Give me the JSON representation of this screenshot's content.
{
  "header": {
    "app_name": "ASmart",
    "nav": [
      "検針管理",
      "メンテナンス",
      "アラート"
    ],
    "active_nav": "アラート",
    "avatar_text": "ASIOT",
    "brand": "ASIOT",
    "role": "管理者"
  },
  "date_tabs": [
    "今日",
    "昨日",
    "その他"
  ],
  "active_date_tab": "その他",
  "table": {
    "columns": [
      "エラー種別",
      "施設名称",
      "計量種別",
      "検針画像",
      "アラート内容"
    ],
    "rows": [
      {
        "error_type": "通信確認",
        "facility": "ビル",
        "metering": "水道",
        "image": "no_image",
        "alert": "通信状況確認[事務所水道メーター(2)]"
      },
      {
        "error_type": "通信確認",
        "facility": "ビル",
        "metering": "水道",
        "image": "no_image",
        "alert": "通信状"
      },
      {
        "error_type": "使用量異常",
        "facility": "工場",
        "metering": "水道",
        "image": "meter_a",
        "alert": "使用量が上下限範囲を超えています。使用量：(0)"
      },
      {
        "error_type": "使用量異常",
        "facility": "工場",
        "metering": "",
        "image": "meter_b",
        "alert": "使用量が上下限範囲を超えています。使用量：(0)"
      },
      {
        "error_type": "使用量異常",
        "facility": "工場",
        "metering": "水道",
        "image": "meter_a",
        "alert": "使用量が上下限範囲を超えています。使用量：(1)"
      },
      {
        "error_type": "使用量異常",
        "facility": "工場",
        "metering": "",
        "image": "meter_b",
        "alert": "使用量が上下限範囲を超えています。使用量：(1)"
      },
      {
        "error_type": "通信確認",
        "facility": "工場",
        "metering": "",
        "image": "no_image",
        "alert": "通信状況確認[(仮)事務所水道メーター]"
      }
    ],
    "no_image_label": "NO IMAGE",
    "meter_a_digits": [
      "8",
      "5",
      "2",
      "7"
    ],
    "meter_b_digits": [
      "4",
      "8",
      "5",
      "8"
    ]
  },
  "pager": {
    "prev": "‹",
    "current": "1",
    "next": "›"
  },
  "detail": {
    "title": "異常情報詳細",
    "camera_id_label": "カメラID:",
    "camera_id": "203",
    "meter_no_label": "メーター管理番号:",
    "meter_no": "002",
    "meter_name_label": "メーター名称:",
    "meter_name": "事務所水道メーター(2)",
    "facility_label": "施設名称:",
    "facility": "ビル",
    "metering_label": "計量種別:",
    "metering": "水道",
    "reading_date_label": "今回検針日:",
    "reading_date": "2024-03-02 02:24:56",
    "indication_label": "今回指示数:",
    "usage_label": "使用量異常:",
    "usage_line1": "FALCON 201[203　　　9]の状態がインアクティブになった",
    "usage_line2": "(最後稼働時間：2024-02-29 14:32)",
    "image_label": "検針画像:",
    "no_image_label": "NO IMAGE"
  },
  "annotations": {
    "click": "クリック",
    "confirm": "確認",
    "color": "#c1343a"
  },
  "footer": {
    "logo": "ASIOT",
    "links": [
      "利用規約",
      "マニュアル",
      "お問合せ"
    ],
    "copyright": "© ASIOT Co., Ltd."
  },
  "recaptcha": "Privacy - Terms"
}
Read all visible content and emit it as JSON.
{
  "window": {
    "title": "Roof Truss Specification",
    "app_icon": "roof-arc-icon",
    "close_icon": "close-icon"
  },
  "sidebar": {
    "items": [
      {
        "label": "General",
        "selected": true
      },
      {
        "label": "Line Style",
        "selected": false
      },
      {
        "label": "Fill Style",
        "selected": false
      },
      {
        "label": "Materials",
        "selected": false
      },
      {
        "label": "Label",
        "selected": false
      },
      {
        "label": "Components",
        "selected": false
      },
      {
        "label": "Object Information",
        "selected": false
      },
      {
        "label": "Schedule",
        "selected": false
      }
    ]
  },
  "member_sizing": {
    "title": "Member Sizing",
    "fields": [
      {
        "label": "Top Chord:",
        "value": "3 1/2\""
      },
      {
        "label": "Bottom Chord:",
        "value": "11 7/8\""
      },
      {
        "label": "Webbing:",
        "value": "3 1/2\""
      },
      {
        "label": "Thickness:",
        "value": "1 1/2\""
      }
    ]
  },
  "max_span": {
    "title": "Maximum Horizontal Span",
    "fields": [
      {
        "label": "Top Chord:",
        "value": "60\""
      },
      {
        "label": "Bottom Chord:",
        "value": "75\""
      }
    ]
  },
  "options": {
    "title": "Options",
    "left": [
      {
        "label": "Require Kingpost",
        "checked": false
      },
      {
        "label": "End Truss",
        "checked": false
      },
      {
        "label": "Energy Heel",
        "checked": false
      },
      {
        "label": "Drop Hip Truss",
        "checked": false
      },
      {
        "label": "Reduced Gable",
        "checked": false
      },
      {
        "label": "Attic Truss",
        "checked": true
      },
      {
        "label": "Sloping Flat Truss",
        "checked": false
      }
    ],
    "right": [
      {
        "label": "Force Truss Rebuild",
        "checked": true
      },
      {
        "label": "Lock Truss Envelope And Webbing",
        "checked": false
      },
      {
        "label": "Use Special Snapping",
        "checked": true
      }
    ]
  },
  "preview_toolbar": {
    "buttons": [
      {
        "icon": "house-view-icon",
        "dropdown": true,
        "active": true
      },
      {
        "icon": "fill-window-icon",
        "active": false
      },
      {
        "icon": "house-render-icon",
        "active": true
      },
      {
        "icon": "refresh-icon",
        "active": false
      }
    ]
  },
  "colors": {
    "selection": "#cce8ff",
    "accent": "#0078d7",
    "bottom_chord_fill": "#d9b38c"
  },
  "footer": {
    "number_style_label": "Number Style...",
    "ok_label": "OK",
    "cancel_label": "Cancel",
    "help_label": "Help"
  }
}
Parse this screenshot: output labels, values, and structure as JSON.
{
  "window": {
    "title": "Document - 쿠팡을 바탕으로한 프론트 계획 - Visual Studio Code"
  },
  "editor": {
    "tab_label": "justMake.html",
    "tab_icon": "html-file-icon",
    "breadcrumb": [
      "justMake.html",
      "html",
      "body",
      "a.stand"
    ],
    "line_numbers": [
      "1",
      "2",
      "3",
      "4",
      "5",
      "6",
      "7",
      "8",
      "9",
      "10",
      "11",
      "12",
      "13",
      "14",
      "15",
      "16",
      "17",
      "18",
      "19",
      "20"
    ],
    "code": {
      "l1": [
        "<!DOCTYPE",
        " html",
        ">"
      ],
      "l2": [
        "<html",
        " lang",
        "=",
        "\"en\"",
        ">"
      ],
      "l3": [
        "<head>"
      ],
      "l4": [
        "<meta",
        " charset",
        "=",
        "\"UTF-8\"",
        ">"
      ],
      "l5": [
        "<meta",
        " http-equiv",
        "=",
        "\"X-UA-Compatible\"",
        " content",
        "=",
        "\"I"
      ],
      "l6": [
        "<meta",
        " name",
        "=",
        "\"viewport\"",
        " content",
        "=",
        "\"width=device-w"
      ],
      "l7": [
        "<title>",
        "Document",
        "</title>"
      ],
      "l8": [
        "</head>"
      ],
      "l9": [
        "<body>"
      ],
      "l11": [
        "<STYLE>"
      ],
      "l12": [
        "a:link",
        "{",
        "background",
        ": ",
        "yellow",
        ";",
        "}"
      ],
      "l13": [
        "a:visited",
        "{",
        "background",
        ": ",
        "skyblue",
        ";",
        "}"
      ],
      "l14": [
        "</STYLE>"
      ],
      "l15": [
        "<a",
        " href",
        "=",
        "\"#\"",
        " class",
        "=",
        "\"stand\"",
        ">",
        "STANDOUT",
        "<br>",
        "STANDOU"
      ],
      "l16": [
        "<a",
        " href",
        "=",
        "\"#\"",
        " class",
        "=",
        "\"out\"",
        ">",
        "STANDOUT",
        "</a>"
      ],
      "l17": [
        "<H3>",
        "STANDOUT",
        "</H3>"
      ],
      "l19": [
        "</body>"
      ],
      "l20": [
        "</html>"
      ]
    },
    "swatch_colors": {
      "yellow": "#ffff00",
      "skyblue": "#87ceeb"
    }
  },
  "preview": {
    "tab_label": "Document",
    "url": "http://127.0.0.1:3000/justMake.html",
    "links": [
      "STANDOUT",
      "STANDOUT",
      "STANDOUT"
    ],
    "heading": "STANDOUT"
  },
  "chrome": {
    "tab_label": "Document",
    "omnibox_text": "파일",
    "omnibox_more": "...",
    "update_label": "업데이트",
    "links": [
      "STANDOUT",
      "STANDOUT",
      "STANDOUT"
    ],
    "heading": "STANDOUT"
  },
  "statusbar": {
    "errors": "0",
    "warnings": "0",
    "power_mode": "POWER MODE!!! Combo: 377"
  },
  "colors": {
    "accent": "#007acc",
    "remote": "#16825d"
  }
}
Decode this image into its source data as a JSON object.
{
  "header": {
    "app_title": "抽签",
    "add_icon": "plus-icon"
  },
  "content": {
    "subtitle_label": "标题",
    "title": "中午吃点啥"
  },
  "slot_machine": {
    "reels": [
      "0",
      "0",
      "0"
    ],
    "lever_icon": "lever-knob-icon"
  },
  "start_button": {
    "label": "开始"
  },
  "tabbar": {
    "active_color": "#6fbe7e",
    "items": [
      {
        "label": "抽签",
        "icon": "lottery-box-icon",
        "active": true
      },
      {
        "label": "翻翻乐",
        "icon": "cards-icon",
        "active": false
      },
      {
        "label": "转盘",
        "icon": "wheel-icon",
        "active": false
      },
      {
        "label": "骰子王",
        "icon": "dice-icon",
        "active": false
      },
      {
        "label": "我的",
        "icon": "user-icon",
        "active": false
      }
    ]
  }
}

Goal: Determine how many lines of the listing hold the word "screenshot" and reply with that figure alone.

Reply to the task: 2